(THE PROBLEM) Identify the lines bearing the string "东北师范大学" and gather them.
== ENTRIES PROVIDED ==
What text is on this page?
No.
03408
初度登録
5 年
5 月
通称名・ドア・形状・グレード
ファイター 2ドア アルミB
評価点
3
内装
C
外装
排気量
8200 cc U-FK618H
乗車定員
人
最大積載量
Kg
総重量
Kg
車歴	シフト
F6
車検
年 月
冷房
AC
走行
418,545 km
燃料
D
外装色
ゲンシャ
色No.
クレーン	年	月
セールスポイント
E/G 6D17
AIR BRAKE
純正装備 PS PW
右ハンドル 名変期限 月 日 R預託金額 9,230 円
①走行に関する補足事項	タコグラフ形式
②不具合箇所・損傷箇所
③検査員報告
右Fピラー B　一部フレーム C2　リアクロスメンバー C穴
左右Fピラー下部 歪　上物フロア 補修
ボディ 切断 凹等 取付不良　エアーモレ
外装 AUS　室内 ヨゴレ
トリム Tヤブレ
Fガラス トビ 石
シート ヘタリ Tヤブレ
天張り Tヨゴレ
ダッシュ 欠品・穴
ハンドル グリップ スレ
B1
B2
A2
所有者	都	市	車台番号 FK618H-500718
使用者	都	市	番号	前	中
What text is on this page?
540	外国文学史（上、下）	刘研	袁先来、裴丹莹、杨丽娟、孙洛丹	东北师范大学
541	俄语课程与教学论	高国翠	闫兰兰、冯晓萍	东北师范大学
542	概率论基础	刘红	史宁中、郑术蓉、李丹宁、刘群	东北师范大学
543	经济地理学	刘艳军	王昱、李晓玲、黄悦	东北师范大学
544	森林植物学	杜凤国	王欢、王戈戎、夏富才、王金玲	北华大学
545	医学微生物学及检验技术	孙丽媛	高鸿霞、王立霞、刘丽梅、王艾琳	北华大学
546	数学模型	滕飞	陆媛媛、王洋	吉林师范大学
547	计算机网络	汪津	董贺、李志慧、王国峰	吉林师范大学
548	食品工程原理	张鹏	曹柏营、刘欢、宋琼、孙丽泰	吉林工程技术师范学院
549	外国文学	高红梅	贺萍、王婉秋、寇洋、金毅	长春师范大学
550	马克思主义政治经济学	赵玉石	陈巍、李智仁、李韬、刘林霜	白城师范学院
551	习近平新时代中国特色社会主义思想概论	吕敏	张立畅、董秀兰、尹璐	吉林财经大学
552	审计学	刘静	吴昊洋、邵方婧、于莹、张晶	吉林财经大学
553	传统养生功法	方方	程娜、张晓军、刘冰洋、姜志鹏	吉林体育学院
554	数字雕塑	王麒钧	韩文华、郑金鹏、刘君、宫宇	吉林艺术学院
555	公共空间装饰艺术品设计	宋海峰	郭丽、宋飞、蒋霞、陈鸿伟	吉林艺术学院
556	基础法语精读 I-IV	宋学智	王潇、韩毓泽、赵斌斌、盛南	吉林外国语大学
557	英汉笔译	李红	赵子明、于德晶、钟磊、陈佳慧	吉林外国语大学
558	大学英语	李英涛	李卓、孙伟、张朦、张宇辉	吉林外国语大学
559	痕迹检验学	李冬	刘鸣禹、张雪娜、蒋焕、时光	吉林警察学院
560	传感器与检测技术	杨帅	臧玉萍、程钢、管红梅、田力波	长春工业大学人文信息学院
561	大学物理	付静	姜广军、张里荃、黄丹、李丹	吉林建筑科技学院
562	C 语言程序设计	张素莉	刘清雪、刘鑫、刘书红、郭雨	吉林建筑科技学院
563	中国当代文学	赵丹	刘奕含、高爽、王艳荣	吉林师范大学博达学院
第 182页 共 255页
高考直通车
===
(EXERCISE ANSWER)
540	外国文学史（上、下）	刘研	袁先来、裴丹莹、杨丽娟、孙洛丹	东北师范大学
541	俄语课程与教学论	高国翠	闫兰兰、冯晓萍	东北师范大学
542	概率论基础	刘红	史宁中、郑术蓉、李丹宁、刘群	东北师范大学
543	经济地理学	刘艳军	王昱、李晓玲、黄悦	东北师范大学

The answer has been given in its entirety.